** start of The input **

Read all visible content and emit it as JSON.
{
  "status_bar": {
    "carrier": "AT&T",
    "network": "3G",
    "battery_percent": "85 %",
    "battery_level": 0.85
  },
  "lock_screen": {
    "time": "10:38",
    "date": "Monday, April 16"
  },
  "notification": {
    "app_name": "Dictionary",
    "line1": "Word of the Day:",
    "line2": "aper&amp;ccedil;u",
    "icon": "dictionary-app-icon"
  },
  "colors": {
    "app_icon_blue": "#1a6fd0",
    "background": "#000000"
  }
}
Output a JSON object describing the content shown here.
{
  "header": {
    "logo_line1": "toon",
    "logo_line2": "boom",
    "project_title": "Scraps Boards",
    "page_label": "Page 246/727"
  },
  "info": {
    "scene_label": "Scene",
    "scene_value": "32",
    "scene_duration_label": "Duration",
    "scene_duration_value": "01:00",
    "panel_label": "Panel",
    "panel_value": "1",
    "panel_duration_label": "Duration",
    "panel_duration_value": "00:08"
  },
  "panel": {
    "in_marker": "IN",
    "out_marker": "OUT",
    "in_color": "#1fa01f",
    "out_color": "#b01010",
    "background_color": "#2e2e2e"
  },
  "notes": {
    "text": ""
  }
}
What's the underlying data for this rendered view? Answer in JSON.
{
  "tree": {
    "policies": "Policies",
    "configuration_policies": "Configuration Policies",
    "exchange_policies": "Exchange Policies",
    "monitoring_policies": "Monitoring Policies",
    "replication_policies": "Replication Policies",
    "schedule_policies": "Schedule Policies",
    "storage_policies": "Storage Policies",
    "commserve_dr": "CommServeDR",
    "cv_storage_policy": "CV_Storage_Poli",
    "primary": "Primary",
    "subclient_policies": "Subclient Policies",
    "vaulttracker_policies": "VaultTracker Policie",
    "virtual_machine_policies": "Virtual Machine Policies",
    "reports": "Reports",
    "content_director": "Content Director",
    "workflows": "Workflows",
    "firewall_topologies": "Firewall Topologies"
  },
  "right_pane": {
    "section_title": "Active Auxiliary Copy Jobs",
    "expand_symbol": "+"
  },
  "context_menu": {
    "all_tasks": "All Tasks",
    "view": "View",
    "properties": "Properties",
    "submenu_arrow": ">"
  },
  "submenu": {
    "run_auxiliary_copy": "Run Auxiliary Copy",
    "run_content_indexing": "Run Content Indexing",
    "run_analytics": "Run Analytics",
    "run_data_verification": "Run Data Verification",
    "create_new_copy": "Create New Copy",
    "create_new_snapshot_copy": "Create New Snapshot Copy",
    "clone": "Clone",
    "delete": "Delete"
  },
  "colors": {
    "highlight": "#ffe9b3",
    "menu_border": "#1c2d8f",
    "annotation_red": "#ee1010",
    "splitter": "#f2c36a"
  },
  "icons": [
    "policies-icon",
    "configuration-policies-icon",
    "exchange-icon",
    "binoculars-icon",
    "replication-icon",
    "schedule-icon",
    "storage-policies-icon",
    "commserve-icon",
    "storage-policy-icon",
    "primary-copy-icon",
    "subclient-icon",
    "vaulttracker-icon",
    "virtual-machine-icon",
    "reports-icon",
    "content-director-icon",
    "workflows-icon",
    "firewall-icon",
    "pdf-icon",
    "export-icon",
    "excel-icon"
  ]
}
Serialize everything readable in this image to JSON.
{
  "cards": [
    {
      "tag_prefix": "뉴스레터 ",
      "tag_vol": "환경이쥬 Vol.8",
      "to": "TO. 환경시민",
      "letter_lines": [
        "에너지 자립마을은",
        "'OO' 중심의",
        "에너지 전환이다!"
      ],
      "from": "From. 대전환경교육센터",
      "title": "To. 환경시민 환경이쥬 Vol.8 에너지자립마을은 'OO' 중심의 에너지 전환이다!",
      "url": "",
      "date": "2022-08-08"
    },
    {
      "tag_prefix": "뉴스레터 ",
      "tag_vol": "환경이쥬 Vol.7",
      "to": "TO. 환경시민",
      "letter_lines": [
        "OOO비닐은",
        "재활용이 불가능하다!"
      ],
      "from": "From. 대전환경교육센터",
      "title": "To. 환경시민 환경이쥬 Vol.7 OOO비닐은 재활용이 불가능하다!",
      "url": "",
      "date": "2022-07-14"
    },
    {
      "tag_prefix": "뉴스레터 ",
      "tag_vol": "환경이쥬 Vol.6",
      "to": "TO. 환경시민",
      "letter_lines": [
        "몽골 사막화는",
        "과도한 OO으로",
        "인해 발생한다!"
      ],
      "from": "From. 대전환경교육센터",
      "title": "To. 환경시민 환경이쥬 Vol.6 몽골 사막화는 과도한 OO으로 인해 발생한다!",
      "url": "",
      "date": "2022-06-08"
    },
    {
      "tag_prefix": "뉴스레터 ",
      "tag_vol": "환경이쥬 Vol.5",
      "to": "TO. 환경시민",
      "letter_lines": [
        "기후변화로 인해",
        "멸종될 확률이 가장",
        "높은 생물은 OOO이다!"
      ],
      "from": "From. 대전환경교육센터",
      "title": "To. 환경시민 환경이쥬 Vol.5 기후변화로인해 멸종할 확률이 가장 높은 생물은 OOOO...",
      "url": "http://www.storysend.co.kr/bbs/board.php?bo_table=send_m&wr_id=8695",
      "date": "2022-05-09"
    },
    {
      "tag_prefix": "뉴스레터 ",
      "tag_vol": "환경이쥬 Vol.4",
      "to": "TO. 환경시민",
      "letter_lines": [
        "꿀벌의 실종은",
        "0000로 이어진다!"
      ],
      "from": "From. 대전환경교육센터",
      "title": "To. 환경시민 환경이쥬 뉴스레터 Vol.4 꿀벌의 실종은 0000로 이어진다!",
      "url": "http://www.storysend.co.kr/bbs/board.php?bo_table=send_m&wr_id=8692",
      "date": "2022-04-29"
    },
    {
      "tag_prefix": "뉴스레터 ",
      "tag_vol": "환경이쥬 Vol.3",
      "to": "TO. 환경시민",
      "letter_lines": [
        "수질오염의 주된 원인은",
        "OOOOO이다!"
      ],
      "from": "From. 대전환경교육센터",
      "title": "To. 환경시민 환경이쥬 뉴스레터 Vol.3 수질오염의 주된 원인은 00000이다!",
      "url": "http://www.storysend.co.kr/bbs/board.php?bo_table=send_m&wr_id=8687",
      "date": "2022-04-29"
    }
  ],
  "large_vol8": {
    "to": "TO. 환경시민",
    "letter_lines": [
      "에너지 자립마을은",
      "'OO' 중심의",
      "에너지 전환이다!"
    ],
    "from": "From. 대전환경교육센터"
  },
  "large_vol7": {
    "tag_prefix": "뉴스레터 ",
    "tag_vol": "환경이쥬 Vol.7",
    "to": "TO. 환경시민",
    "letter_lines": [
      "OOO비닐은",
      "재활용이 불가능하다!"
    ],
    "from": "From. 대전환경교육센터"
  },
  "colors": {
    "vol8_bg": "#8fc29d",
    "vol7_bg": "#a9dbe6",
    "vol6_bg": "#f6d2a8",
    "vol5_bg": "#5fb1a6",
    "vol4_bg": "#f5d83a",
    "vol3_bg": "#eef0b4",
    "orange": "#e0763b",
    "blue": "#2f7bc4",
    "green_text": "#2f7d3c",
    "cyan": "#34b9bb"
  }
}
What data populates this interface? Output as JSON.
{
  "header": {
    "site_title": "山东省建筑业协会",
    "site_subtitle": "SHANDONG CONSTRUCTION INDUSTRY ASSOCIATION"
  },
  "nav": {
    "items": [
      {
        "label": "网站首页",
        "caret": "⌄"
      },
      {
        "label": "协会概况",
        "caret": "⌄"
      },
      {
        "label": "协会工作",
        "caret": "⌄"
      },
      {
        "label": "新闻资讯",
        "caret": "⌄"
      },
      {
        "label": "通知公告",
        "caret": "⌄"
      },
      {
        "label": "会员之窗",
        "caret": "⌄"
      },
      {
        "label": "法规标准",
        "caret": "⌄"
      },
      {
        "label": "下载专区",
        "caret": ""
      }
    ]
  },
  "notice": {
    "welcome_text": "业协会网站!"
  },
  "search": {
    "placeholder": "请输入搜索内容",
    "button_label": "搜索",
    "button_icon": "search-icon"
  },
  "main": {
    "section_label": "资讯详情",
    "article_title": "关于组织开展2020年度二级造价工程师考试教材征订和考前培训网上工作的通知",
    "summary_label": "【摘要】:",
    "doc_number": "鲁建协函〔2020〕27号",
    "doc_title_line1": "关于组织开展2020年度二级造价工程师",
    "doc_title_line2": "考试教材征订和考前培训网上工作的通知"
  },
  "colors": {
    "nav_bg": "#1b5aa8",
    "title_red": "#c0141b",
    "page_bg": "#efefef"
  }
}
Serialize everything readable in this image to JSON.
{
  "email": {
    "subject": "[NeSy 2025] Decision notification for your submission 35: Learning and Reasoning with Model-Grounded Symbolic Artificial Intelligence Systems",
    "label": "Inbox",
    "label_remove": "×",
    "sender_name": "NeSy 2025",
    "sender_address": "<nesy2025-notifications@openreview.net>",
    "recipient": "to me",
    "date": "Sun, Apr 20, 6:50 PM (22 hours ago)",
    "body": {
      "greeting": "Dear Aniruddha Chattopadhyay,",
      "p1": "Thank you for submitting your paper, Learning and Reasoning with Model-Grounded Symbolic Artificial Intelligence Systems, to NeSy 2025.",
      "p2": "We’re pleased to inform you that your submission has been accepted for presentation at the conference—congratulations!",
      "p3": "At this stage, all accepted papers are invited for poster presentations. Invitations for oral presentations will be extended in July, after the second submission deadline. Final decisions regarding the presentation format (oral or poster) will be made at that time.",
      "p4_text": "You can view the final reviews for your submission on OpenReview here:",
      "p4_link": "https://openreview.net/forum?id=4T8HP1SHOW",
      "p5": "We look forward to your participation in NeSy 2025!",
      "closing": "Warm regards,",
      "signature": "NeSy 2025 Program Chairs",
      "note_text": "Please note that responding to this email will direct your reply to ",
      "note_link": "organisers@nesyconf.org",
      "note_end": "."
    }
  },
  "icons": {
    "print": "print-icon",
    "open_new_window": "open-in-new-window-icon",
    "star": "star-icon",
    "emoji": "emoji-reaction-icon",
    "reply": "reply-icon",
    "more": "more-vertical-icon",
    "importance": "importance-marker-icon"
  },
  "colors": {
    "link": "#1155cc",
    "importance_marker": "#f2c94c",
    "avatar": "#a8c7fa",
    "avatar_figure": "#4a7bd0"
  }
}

** end of The input **

**Direction**
Note how many lines in the listing above hold the string "Grounded", then give only that figure.

**Response for this exercise**
2